▶ GIVEN ENTRIES:
+++
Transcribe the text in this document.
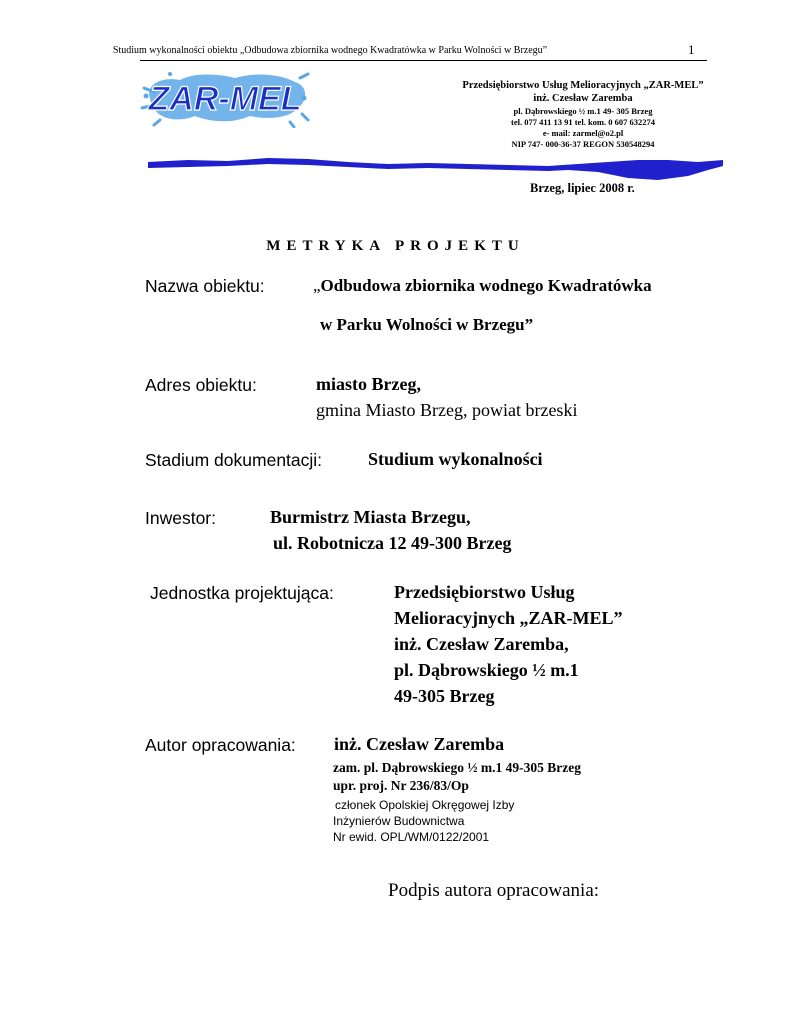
Studium wykonalności obiektu „Odbudowa zbiornika wodnego Kwadratówka w Parku Wolności w Brzegu”	1
ZAR-MEL	Przedsiębiorstwo Usług Melioracyjnych „ZAR-MEL”
inż. Czesław Zaremba
pl. Dąbrowskiego ½ m.1 49- 305 Brzeg
tel. 077 411 13 91 tel. kom. 0 607 632274
e- mail: zarmel@o2.pl
NIP 747- 000-36-37 REGON 530548294
Brzeg, lipiec 2008 r.
METRYKA PROJEKTU
Nazwa obiektu:	„Odbudowa zbiornika wodnego Kwadratówka
w Parku Wolności w Brzegu”
Adres obiektu:	miasto Brzeg,
gmina Miasto Brzeg, powiat brzeski
Stadium dokumentacji:	Studium wykonalności
Inwestor:	Burmistrz Miasta Brzegu,
ul. Robotnicza 12 49-300 Brzeg
Jednostka projektująca:	Przedsiębiorstwo Usług
Melioracyjnych „ZAR-MEL”
inż. Czesław Zaremba,
pl. Dąbrowskiego ½ m.1
49-305 Brzeg
Autor opracowania: inż. Czesław Zaremba
zam. pl. Dąbrowskiego ½ m.1 49-305 Brzeg
upr. proj. Nr 236/83/Op
członek Opolskiej Okręgowej Izby
Inżynierów Budownictwa
Nr ewid. OPL/WM/0122/2001
Podpis autora opracowania:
+++
▶ GOAL: State how many lines above include the word "Odbudowa", and nothing more.

▶ WRITTEN SOLUTION: 2